**WRITTEN PROBLEM**
Copy out every line containing the word "want".
START INFORMATION SUPPLIED
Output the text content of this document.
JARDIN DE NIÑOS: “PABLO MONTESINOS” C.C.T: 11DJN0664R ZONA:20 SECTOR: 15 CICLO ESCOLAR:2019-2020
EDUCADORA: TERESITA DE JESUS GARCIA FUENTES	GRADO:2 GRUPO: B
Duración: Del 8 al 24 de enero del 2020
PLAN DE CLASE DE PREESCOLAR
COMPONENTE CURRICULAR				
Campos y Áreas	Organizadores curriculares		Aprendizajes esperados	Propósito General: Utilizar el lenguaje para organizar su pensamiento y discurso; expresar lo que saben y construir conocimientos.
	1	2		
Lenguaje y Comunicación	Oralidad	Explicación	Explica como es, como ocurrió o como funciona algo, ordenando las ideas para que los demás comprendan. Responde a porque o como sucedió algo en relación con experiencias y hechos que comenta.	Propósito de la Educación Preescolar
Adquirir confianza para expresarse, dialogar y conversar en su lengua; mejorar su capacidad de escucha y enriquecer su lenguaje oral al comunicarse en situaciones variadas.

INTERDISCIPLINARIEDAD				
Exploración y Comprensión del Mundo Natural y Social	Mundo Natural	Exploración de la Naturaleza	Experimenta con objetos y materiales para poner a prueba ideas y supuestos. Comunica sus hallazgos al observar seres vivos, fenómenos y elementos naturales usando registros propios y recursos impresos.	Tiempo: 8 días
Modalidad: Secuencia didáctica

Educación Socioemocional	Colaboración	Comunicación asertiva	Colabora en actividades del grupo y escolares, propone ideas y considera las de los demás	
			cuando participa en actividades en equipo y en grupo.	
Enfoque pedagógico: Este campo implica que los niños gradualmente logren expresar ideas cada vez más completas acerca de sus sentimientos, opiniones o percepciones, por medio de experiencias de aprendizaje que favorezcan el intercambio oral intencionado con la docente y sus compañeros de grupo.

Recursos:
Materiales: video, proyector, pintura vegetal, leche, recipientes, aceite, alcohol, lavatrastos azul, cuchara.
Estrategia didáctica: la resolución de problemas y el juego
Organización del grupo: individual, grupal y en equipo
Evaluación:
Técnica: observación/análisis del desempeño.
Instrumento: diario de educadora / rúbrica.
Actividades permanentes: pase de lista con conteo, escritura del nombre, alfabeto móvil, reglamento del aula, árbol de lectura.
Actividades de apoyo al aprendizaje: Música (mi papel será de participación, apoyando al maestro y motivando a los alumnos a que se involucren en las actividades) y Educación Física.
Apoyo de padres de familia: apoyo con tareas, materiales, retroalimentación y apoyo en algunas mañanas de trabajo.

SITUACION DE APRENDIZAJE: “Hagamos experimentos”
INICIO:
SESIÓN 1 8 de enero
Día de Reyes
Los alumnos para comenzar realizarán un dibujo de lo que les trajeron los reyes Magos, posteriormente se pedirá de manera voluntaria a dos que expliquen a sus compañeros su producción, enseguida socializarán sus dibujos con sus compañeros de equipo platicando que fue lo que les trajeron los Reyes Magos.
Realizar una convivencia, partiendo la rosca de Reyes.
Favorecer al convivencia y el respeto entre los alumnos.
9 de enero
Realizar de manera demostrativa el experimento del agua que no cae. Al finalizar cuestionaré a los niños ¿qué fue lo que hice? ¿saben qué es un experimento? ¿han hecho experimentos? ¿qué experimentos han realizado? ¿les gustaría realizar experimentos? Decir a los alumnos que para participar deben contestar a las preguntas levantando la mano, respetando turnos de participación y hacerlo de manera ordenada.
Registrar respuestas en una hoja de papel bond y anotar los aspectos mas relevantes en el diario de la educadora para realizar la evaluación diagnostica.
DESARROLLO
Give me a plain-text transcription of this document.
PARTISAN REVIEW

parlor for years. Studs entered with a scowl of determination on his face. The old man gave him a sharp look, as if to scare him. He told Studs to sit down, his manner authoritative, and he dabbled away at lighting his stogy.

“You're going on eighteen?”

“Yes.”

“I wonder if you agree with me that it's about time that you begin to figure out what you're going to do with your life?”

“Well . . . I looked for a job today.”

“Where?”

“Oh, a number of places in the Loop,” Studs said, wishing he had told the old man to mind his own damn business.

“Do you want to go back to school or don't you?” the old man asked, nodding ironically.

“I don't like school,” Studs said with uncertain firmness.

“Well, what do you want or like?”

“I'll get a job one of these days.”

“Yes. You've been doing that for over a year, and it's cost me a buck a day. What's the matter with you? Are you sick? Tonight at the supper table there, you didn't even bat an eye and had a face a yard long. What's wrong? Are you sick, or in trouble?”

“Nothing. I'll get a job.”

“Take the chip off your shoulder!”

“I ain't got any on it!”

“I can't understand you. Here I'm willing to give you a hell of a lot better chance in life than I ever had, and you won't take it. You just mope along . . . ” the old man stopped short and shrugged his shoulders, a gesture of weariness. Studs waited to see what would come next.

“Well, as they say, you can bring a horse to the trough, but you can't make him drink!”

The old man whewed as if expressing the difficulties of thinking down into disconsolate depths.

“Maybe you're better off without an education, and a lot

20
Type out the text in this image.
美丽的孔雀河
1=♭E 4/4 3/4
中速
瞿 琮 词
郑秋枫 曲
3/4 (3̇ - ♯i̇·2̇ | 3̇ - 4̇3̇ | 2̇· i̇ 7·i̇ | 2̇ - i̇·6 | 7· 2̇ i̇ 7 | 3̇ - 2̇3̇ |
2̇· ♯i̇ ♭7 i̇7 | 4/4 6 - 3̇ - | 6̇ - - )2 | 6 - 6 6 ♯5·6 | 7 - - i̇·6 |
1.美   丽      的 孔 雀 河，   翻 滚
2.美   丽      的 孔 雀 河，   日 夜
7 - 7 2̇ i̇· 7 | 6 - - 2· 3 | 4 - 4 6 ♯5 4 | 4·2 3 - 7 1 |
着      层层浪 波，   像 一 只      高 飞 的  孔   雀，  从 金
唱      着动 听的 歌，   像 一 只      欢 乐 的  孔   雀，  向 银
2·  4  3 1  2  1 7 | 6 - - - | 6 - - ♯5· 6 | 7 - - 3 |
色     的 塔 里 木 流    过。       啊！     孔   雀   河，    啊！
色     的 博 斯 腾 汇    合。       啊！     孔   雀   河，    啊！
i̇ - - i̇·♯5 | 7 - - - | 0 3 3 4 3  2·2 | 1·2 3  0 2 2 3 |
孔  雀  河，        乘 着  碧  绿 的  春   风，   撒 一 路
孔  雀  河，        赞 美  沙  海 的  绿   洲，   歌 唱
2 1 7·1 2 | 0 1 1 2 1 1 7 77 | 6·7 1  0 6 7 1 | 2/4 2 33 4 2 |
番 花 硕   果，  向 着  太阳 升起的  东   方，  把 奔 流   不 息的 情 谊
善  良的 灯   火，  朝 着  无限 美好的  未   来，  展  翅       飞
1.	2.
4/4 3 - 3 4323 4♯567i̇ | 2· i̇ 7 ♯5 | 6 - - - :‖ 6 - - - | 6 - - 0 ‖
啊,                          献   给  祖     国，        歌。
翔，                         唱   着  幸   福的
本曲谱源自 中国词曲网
END INFORMATION SUPPLIED
**EXERCISE RESPONSE**
“Do you want to go back to school or don't you?” the old man asked, nodding ironically.
“Well, what do you want or like?”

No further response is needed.